Exercise requirements:
Output the data below in full, byte for byte. Nothing may differ.

Materials provided:
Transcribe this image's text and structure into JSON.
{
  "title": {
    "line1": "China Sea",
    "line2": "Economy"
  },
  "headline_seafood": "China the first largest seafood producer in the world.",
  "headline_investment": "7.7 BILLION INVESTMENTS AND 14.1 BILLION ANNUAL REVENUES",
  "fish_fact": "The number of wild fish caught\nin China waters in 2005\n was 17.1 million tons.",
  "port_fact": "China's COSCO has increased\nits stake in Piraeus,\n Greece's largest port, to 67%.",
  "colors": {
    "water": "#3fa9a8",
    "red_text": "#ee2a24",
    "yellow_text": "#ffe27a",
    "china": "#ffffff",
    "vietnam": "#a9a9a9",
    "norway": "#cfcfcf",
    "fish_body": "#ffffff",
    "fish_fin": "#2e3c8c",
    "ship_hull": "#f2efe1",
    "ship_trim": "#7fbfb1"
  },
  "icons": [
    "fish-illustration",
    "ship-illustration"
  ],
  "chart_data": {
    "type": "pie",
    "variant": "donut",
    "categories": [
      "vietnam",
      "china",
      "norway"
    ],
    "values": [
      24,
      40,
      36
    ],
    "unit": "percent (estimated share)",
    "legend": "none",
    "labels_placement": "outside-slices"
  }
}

Task output:
Transcribe this image's text and structure into JSON.
{
  "title": {
    "line1": "China Sea",
    "line2": "Economy"
  },
  "headline_seafood": "China the first largest seafood producer in the world.",
  "headline_investment": "7.7 BILLION INVESTMENTS AND 14.1 BILLION ANNUAL REVENUES",
  "fish_fact": "The number of wild fish caught\nin China waters in 2005\n was 17.1 million tons.",
  "port_fact": "China's COSCO has increased\nits stake in Piraeus,\n Greece's largest port, to 67%.",
  "colors": {
    "water": "#3fa9a8",
    "red_text": "#ee2a24",
    "yellow_text": "#ffe27a",
    "china": "#ffffff",
    "vietnam": "#a9a9a9",
    "norway": "#cfcfcf",
    "fish_body": "#ffffff",
    "fish_fin": "#2e3c8c",
    "ship_hull": "#f2efe1",
    "ship_trim": "#7fbfb1"
  },
  "icons": [
    "fish-illustration",
    "ship-illustration"
  ],
  "chart_data": {
    "type": "pie",
    "variant": "donut",
    "categories": [
      "vietnam",
      "china",
      "norway"
    ],
    "values": [
      24,
      40,
      36
    ],
    "unit": "percent (estimated share)",
    "legend": "none",
    "labels_placement": "outside-slices"
  }
}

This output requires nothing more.